Each line below should be retyped exactly, with no pictures.
***** Data for processing *****
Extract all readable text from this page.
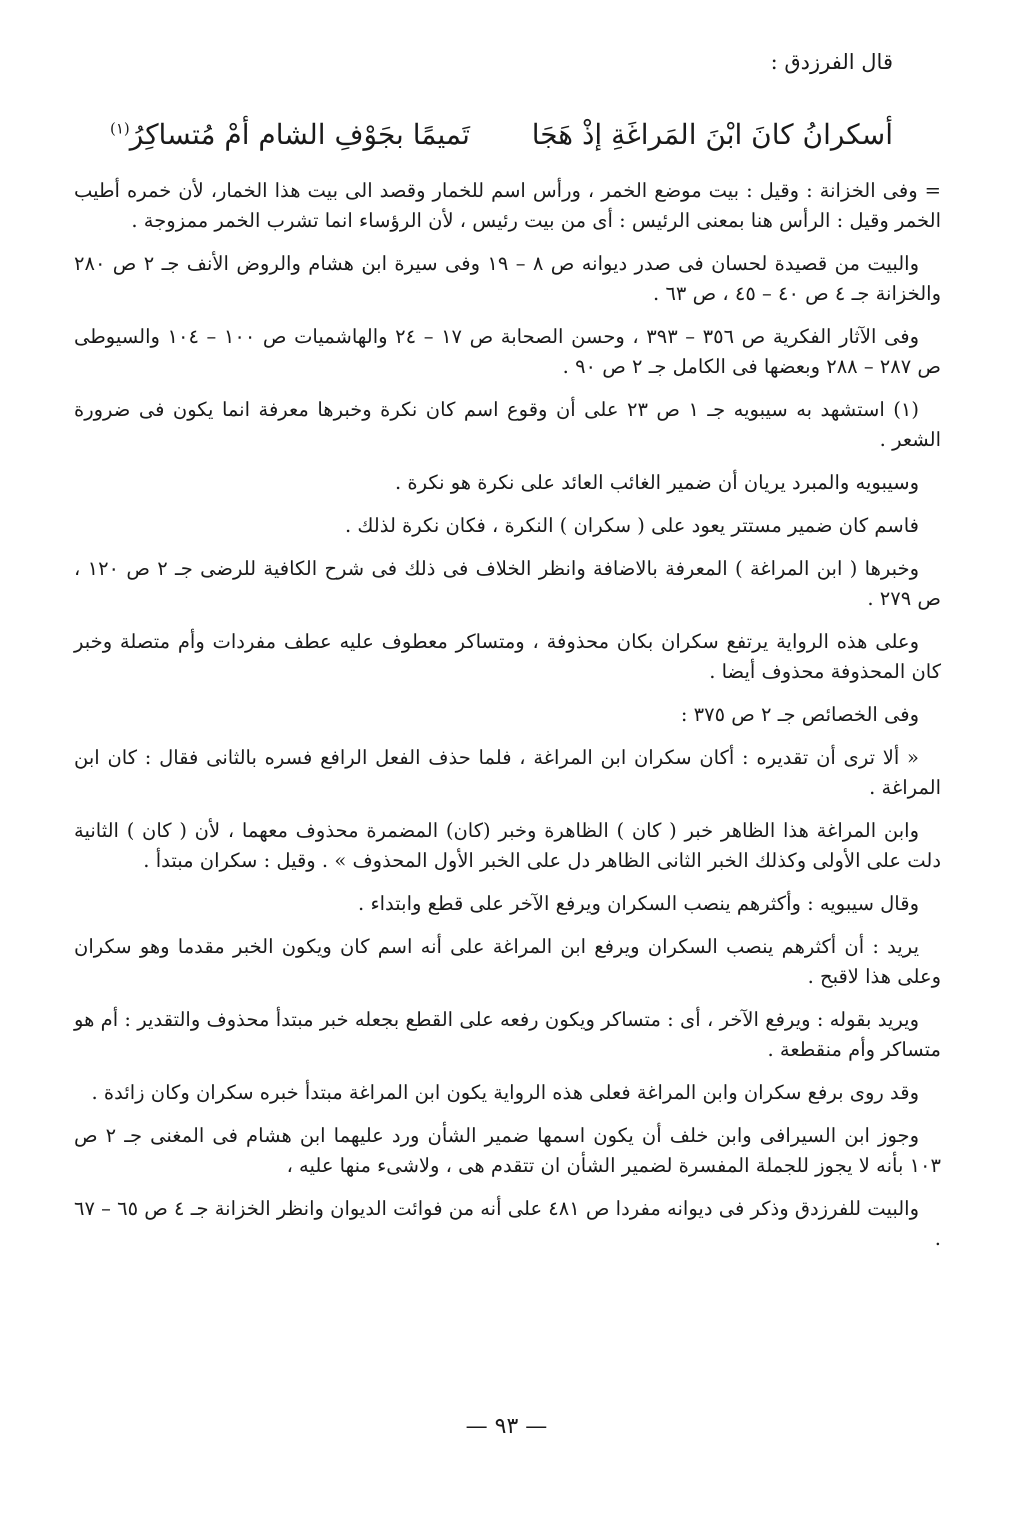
قال الفرزدق :
أسكرانُ كانَ ابْنَ المَراغَةِ إذْ هَجَا
تَميمًا بجَوْفِ الشام أمْ مُتساكِرُ$^{(١)}$

= وفى الخزانة : وقيل : بيت موضع الخمر ، ورأس اسم للخمار وقصد الى بيت هذا الخمار، لأن خمره أطيب الخمر وقيل : الرأس هنا بمعنى الرئيس : أى من بيت رئيس ، لأن الرؤساء انما تشرب الخمر ممزوجة .

والبيت من قصيدة لحسان فى صدر ديوانه ص ٨ – ١٩ وفى سيرة ابن هشام والروض الأنف جـ ٢ ص ٢٨٠ والخزانة جـ ٤ ص ٤٠ – ٤٥ ، ص ٦٣ .

وفى الآثار الفكرية ص ٣٥٦ – ٣٩٣ ، وحسن الصحابة ص ١٧ – ٢٤ والهاشميات ص ١٠٠ – ١٠٤ والسيوطى ص ٢٨٧ – ٢٨٨ وبعضها فى الكامل جـ ٢ ص ٩٠ .

(١) استشهد به سيبويه جـ ١ ص ٢٣ على أن وقوع اسم كان نكرة وخبرها معرفة انما يكون فى ضرورة الشعر .

وسيبويه والمبرد يريان أن ضمير الغائب العائد على نكرة هو نكرة .

فاسم كان ضمير مستتر يعود على ( سكران ) النكرة ، فكان نكرة لذلك .

وخبرها ( ابن المراغة ) المعرفة بالاضافة وانظر الخلاف فى ذلك فى شرح الكافية للرضى جـ ٢ ص ١٢٠ ، ص ٢٧٩ .

وعلى هذه الرواية يرتفع سكران بكان محذوفة ، ومتساكر معطوف عليه عطف مفردات وأم متصلة وخبر كان المحذوفة محذوف أيضا .

وفى الخصائص جـ ٢ ص ٣٧٥ :

« ألا ترى أن تقديره : أكان سكران ابن المراغة ، فلما حذف الفعل الرافع فسره بالثانى فقال : كان ابن المراغة .

وابن المراغة هذا الظاهر خبر ( كان ) الظاهرة وخبر (كان) المضمرة محذوف معهما ، لأن ( كان ) الثانية دلت على الأولى وكذلك الخبر الثانى الظاهر دل على الخبر الأول المحذوف » . وقيل : سكران مبتدأ .

وقال سيبويه : وأكثرهم ينصب السكران ويرفع الآخر على قطع وابتداء .

يريد : أن أكثرهم ينصب السكران ويرفع ابن المراغة على أنه اسم كان ويكون الخبر مقدما وهو سكران وعلى هذا لاقبح .

ويريد بقوله : ويرفع الآخر ، أى : متساكر ويكون رفعه على القطع بجعله خبر مبتدأ محذوف والتقدير : أم هو متساكر وأم منقطعة .

وقد روى برفع سكران وابن المراغة فعلى هذه الرواية يكون ابن المراغة مبتدأ خبره سكران وكان زائدة .

وجوز ابن السيرافى وابن خلف أن يكون اسمها ضمير الشأن ورد عليهما ابن هشام فى المغنى جـ ٢ ص ١٠٣ بأنه لا يجوز للجملة المفسرة لضمير الشأن ان تتقدم هى ، ولاشىء منها عليه ،

والبيت للفرزدق وذكر فى ديوانه مفردا ص ٤٨١ على أنه من فوائت الديوان وانظر الخزانة جـ ٤ ص ٦٥ – ٦٧ .

— ٩٣ —
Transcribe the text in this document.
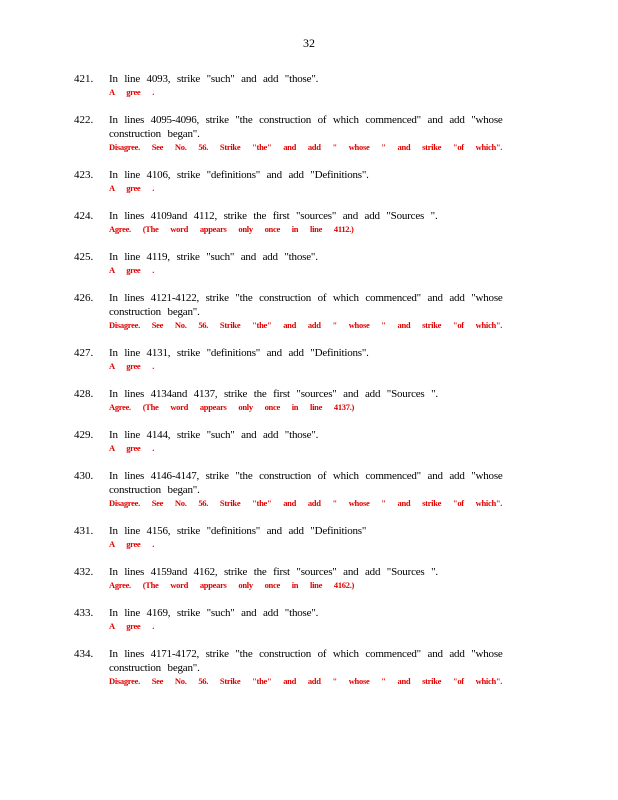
32
421. In line 4093, strike "such" and add "those".
A gree .
422. In lines 4095-4096, strike "the construction of which commenced" and add "whose construction began".
Disagree. See No. 56. Strike "the" and add " whose " and strike "of which".
423. In line 4106, strike "definitions" and add "Definitions".
A gree .
424. In lines 4109and 4112, strike the first "sources" and add "Sources ".
Agree. (The word appears only once in line 4112.)
425. In line 4119, strike "such" and add "those".
A gree .
426. In lines 4121-4122, strike "the construction of which commenced" and add "whose construction began".
Disagree. See No. 56. Strike "the" and add " whose " and strike "of which".
427. In line 4131, strike "definitions" and add "Definitions".
A gree .
428. In lines 4134and 4137, strike the first "sources" and add "Sources ".
Agree. (The word appears only once in line 4137.)
429. In line 4144, strike "such" and add "those".
A gree .
430. In lines 4146-4147, strike "the construction of which commenced" and add "whose construction began".
Disagree. See No. 56. Strike "the" and add " whose " and strike "of which".
431. In line 4156, strike "definitions" and add "Definitions"
A gree .
432. In lines 4159and 4162, strike the first "sources" and add "Sources ".
Agree. (The word appears only once in line 4162.)
433. In line 4169, strike "such" and add "those".
A gree .
434. In lines 4171-4172, strike "the construction of which commenced" and add "whose construction began".
Disagree. See No. 56. Strike "the" and add " whose " and strike "of which".
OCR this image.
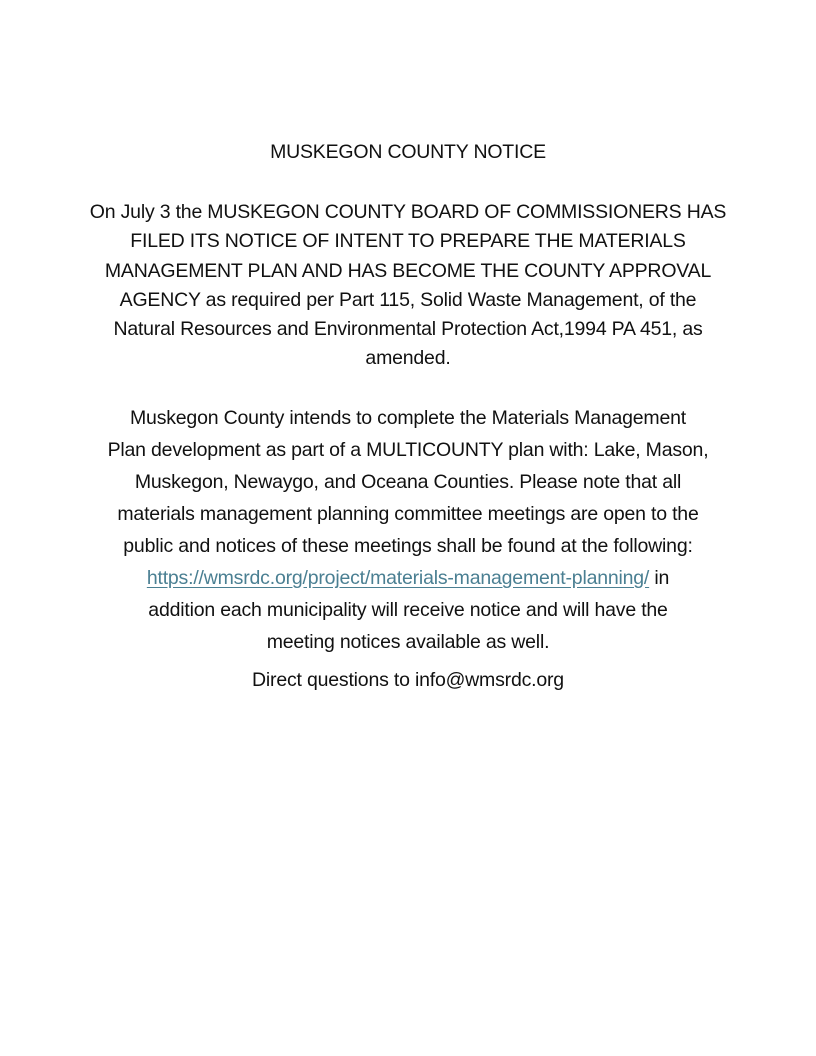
MUSKEGON COUNTY NOTICE
On July 3 the MUSKEGON COUNTY BOARD OF COMMISSIONERS HAS
FILED ITS NOTICE OF INTENT TO PREPARE THE MATERIALS
MANAGEMENT PLAN AND HAS BECOME THE COUNTY APPROVAL
AGENCY as required per Part 115, Solid Waste Management, of the
Natural Resources and Environmental Protection Act,1994 PA 451, as
amended.
Muskegon County intends to complete the Materials Management
Plan development as part of a MULTICOUNTY plan with: Lake, Mason,
Muskegon, Newaygo, and Oceana Counties. Please note that all
materials management planning committee meetings are open to the
public and notices of these meetings shall be found at the following:
https://wmsrdc.org/project/materials-management-planning/ in
addition each municipality will receive notice and will have the
meeting notices available as well.
Direct questions to info@wmsrdc.org
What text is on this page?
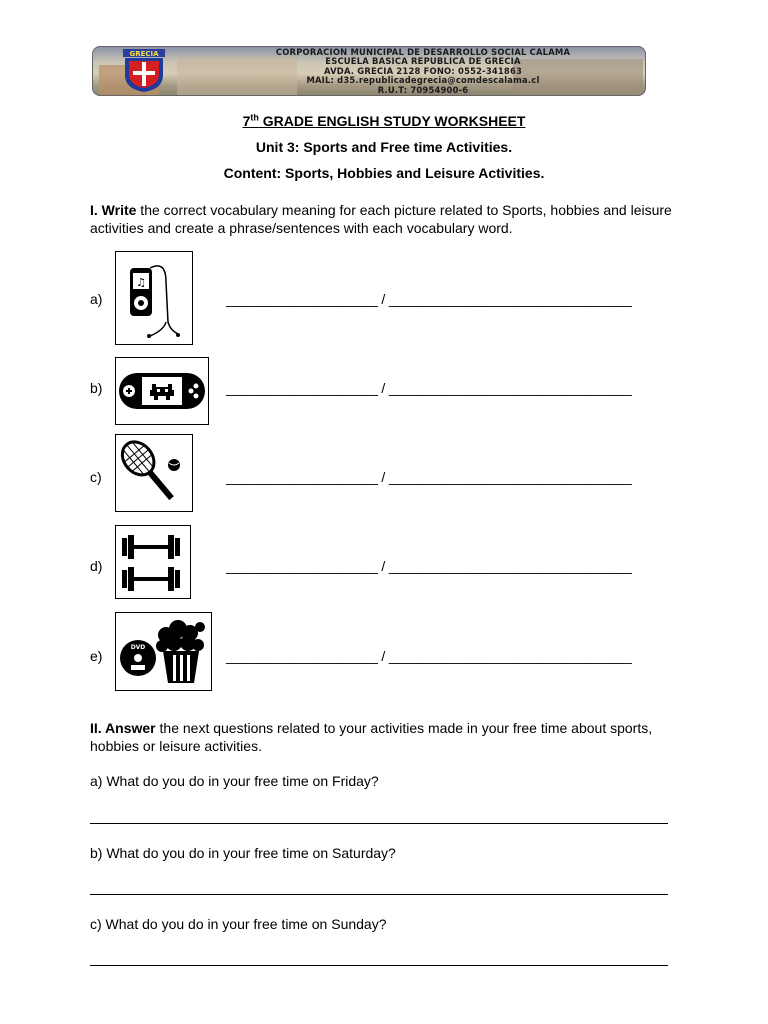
GRECIA	CORPORACION MUNICIPAL DE DESARROLLO SOCIAL CALAMA
ESCUELA BASICA REPUBLICA DE GRECIA
AVDA. GRECIA 2128 FONO: 0552-341863
MAIL: d35.republicadegrecia@comdescalama.cl
R.U.T: 70954900-6
7th GRADE ENGLISH STUDY WORKSHEET
Unit 3: Sports and Free time Activities.
Content: Sports, Hobbies and Leisure Activities.
I. Write the correct vocabulary meaning for each picture related to Sports, hobbies and leisure activities and create a phrase/sentences with each vocabulary word.
a)
♫
____________________ / ________________________________
b)	____________________ / ________________________________
c)	____________________ / ________________________________
d)	____________________ / ________________________________
e)
DVD
____________________ / ________________________________
II. Answer the next questions related to your activities made in your free time about sports, hobbies or leisure activities.
a) What do you do in your free time on Friday?
b) What do you do in your free time on Saturday?
c) What do you do in your free time on Sunday?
*****
# [Task response]
Extract all readable text from this page.
قال الفرزدق :
أسكرانُ كانَ ابْنَ المَراغَةِ إذْ هَجَا
تَميمًا بجَوْفِ الشام أمْ مُتساكِرُ$^{(١)}$

= وفى الخزانة : وقيل : بيت موضع الخمر ، ورأس اسم للخمار وقصد الى بيت هذا الخمار، لأن خمره أطيب الخمر وقيل : الرأس هنا بمعنى الرئيس : أى من بيت رئيس ، لأن الرؤساء انما تشرب الخمر ممزوجة .

والبيت من قصيدة لحسان فى صدر ديوانه ص ٨ – ١٩ وفى سيرة ابن هشام والروض الأنف جـ ٢ ص ٢٨٠ والخزانة جـ ٤ ص ٤٠ – ٤٥ ، ص ٦٣ .

وفى الآثار الفكرية ص ٣٥٦ – ٣٩٣ ، وحسن الصحابة ص ١٧ – ٢٤ والهاشميات ص ١٠٠ – ١٠٤ والسيوطى ص ٢٨٧ – ٢٨٨ وبعضها فى الكامل جـ ٢ ص ٩٠ .

(١) استشهد به سيبويه جـ ١ ص ٢٣ على أن وقوع اسم كان نكرة وخبرها معرفة انما يكون فى ضرورة الشعر .

وسيبويه والمبرد يريان أن ضمير الغائب العائد على نكرة هو نكرة .

فاسم كان ضمير مستتر يعود على ( سكران ) النكرة ، فكان نكرة لذلك .

وخبرها ( ابن المراغة ) المعرفة بالاضافة وانظر الخلاف فى ذلك فى شرح الكافية للرضى جـ ٢ ص ١٢٠ ، ص ٢٧٩ .

وعلى هذه الرواية يرتفع سكران بكان محذوفة ، ومتساكر معطوف عليه عطف مفردات وأم متصلة وخبر كان المحذوفة محذوف أيضا .

وفى الخصائص جـ ٢ ص ٣٧٥ :

« ألا ترى أن تقديره : أكان سكران ابن المراغة ، فلما حذف الفعل الرافع فسره بالثانى فقال : كان ابن المراغة .

وابن المراغة هذا الظاهر خبر ( كان ) الظاهرة وخبر (كان) المضمرة محذوف معهما ، لأن ( كان ) الثانية دلت على الأولى وكذلك الخبر الثانى الظاهر دل على الخبر الأول المحذوف » . وقيل : سكران مبتدأ .

وقال سيبويه : وأكثرهم ينصب السكران ويرفع الآخر على قطع وابتداء .

يريد : أن أكثرهم ينصب السكران ويرفع ابن المراغة على أنه اسم كان ويكون الخبر مقدما وهو سكران وعلى هذا لاقبح .

ويريد بقوله : ويرفع الآخر ، أى : متساكر ويكون رفعه على القطع بجعله خبر مبتدأ محذوف والتقدير : أم هو متساكر وأم منقطعة .

وقد روى برفع سكران وابن المراغة فعلى هذه الرواية يكون ابن المراغة مبتدأ خبره سكران وكان زائدة .

وجوز ابن السيرافى وابن خلف أن يكون اسمها ضمير الشأن ورد عليهما ابن هشام فى المغنى جـ ٢ ص ١٠٣ بأنه لا يجوز للجملة المفسرة لضمير الشأن ان تتقدم هى ، ولاشىء منها عليه ،

والبيت للفرزدق وذكر فى ديوانه مفردا ص ٤٨١ على أنه من فوائت الديوان وانظر الخزانة جـ ٤ ص ٦٥ – ٦٧ .

— ٩٣ —
Transcribe the text in this document.
32
421. In line 4093, strike "such" and add "those".
A gree .
422. In lines 4095-4096, strike "the construction of which commenced" and add "whose construction began".
Disagree. See No. 56. Strike "the" and add " whose " and strike "of which".
423. In line 4106, strike "definitions" and add "Definitions".
A gree .
424. In lines 4109and 4112, strike the first "sources" and add "Sources ".
Agree. (The word appears only once in line 4112.)
425. In line 4119, strike "such" and add "those".
A gree .
426. In lines 4121-4122, strike "the construction of which commenced" and add "whose construction began".
Disagree. See No. 56. Strike "the" and add " whose " and strike "of which".
427. In line 4131, strike "definitions" and add "Definitions".
A gree .
428. In lines 4134and 4137, strike the first "sources" and add "Sources ".
Agree. (The word appears only once in line 4137.)
429. In line 4144, strike "such" and add "those".
A gree .
430. In lines 4146-4147, strike "the construction of which commenced" and add "whose construction began".
Disagree. See No. 56. Strike "the" and add " whose " and strike "of which".
431. In line 4156, strike "definitions" and add "Definitions"
A gree .
432. In lines 4159and 4162, strike the first "sources" and add "Sources ".
Agree. (The word appears only once in line 4162.)
433. In line 4169, strike "such" and add "those".
A gree .
434. In lines 4171-4172, strike "the construction of which commenced" and add "whose construction began".
Disagree. See No. 56. Strike "the" and add " whose " and strike "of which".
OCR this image.
MUSKEGON COUNTY NOTICE
On July 3 the MUSKEGON COUNTY BOARD OF COMMISSIONERS HAS
FILED ITS NOTICE OF INTENT TO PREPARE THE MATERIALS
MANAGEMENT PLAN AND HAS BECOME THE COUNTY APPROVAL
AGENCY as required per Part 115, Solid Waste Management, of the
Natural Resources and Environmental Protection Act,1994 PA 451, as
amended.
Muskegon County intends to complete the Materials Management
Plan development as part of a MULTICOUNTY plan with: Lake, Mason,
Muskegon, Newaygo, and Oceana Counties. Please note that all
materials management planning committee meetings are open to the
public and notices of these meetings shall be found at the following:
https://wmsrdc.org/project/materials-management-planning/ in
addition each municipality will receive notice and will have the
meeting notices available as well.
Direct questions to info@wmsrdc.org
What text is on this page?
GRECIA	CORPORACION MUNICIPAL DE DESARROLLO SOCIAL CALAMA
ESCUELA BASICA REPUBLICA DE GRECIA
AVDA. GRECIA 2128 FONO: 0552-341863
MAIL: d35.republicadegrecia@comdescalama.cl
R.U.T: 70954900-6
7th GRADE ENGLISH STUDY WORKSHEET
Unit 3: Sports and Free time Activities.
Content: Sports, Hobbies and Leisure Activities.
I. Write the correct vocabulary meaning for each picture related to Sports, hobbies and leisure activities and create a phrase/sentences with each vocabulary word.
a)
♫
____________________ / ________________________________
b)	____________________ / ________________________________
c)	____________________ / ________________________________
d)	____________________ / ________________________________
e)
DVD
____________________ / ________________________________
II. Answer the next questions related to your activities made in your free time about sports, hobbies or leisure activities.
a) What do you do in your free time on Friday?
b) What do you do in your free time on Saturday?
c) What do you do in your free time on Sunday?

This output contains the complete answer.